Compute the number of lines that include the string "Noch", then output that number and nothing else.

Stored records
────────────────────────────────────────

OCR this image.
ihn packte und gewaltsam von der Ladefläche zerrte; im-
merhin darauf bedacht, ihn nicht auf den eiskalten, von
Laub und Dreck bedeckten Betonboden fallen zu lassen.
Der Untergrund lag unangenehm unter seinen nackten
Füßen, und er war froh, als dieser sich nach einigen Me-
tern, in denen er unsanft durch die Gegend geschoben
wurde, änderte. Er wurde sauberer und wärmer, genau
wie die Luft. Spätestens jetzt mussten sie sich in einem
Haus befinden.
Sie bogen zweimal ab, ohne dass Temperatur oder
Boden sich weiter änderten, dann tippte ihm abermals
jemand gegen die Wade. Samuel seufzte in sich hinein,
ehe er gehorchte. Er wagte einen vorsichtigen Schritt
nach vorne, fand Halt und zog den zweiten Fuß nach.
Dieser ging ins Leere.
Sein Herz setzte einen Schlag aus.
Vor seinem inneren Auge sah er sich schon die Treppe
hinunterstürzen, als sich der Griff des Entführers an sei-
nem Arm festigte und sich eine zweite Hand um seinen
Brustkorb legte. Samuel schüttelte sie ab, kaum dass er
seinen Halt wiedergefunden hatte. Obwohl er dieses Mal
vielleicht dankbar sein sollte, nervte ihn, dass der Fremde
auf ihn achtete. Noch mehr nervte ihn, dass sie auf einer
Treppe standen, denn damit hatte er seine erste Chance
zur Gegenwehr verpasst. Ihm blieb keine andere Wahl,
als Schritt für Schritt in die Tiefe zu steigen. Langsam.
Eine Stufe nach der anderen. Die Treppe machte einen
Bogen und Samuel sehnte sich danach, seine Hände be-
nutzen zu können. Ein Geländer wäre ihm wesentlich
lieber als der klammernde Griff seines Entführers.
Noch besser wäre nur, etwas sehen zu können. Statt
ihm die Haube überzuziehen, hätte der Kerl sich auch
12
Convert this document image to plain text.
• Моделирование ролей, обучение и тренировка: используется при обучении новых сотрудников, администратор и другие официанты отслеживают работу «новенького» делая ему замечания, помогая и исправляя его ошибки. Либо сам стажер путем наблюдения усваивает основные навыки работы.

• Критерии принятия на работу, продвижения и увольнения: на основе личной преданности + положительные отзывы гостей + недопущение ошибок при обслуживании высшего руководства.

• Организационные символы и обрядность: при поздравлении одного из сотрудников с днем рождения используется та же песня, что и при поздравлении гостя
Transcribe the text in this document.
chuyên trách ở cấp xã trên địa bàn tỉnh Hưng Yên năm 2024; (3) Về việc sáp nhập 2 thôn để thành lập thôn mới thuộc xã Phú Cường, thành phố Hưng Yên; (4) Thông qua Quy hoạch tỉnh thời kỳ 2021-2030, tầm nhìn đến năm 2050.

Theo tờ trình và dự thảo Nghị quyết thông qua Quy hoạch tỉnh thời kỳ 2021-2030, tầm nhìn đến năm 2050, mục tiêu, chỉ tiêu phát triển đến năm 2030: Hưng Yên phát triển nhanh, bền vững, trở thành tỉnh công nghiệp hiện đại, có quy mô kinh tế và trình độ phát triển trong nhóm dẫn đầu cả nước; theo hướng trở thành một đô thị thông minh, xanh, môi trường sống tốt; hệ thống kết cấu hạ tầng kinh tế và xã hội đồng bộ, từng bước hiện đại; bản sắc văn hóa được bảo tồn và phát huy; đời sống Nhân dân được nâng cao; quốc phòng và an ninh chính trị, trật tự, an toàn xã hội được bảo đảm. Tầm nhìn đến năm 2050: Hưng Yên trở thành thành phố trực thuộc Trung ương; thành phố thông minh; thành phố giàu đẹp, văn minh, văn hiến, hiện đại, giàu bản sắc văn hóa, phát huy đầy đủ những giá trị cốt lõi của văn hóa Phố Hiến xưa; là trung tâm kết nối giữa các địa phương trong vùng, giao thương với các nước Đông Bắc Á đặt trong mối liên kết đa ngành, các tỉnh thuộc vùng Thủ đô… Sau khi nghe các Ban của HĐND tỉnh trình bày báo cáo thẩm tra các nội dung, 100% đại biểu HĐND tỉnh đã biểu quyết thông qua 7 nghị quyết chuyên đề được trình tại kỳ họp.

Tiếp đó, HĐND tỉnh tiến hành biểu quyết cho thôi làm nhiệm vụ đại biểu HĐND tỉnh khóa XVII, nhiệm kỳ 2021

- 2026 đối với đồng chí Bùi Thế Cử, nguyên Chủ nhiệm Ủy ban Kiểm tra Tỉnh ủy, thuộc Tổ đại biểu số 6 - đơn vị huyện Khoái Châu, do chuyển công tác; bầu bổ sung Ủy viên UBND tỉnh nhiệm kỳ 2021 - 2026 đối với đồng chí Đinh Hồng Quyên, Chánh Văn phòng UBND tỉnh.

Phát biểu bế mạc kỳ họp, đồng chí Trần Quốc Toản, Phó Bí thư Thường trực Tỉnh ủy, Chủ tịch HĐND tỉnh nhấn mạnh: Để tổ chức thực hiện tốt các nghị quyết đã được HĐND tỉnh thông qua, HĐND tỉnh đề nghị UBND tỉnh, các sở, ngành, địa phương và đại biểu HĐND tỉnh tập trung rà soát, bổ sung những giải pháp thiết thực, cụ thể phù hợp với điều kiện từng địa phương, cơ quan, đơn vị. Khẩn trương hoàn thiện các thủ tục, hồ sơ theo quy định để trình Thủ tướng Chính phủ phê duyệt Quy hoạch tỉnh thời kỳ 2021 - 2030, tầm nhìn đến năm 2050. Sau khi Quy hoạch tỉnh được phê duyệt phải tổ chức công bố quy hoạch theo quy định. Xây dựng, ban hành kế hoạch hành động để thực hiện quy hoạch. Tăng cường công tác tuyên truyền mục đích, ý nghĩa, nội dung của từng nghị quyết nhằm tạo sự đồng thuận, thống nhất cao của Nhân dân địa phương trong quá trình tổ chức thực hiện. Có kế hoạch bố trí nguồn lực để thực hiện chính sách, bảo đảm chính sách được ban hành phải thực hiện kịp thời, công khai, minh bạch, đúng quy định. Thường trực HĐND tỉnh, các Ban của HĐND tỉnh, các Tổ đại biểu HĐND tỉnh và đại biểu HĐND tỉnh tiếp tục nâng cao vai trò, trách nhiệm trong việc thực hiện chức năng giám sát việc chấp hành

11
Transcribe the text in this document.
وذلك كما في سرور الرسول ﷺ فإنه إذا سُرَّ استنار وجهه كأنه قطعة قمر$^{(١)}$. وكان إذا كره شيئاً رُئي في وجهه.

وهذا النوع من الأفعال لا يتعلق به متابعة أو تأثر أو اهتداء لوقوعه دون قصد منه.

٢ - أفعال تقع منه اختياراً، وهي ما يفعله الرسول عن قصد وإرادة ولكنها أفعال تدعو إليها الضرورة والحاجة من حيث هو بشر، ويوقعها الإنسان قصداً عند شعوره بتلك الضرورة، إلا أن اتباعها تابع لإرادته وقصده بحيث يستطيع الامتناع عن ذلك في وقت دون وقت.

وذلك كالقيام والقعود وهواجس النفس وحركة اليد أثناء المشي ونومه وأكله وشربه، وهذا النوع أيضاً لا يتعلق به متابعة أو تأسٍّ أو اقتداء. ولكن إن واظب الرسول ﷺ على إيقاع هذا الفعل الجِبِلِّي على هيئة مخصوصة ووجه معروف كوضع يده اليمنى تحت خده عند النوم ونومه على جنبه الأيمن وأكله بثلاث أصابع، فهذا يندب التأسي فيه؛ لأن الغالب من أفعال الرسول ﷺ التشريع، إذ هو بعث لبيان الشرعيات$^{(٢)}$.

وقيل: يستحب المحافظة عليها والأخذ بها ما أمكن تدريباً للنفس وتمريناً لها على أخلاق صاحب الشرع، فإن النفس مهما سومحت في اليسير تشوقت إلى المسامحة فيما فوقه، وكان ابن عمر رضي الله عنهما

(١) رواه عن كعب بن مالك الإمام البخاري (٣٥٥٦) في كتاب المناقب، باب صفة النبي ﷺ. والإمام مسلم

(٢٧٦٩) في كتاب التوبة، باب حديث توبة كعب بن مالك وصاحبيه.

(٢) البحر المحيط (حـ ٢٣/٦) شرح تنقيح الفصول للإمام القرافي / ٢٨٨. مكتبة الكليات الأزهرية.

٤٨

────────────────────────────────────────

→ Solution to this problem
2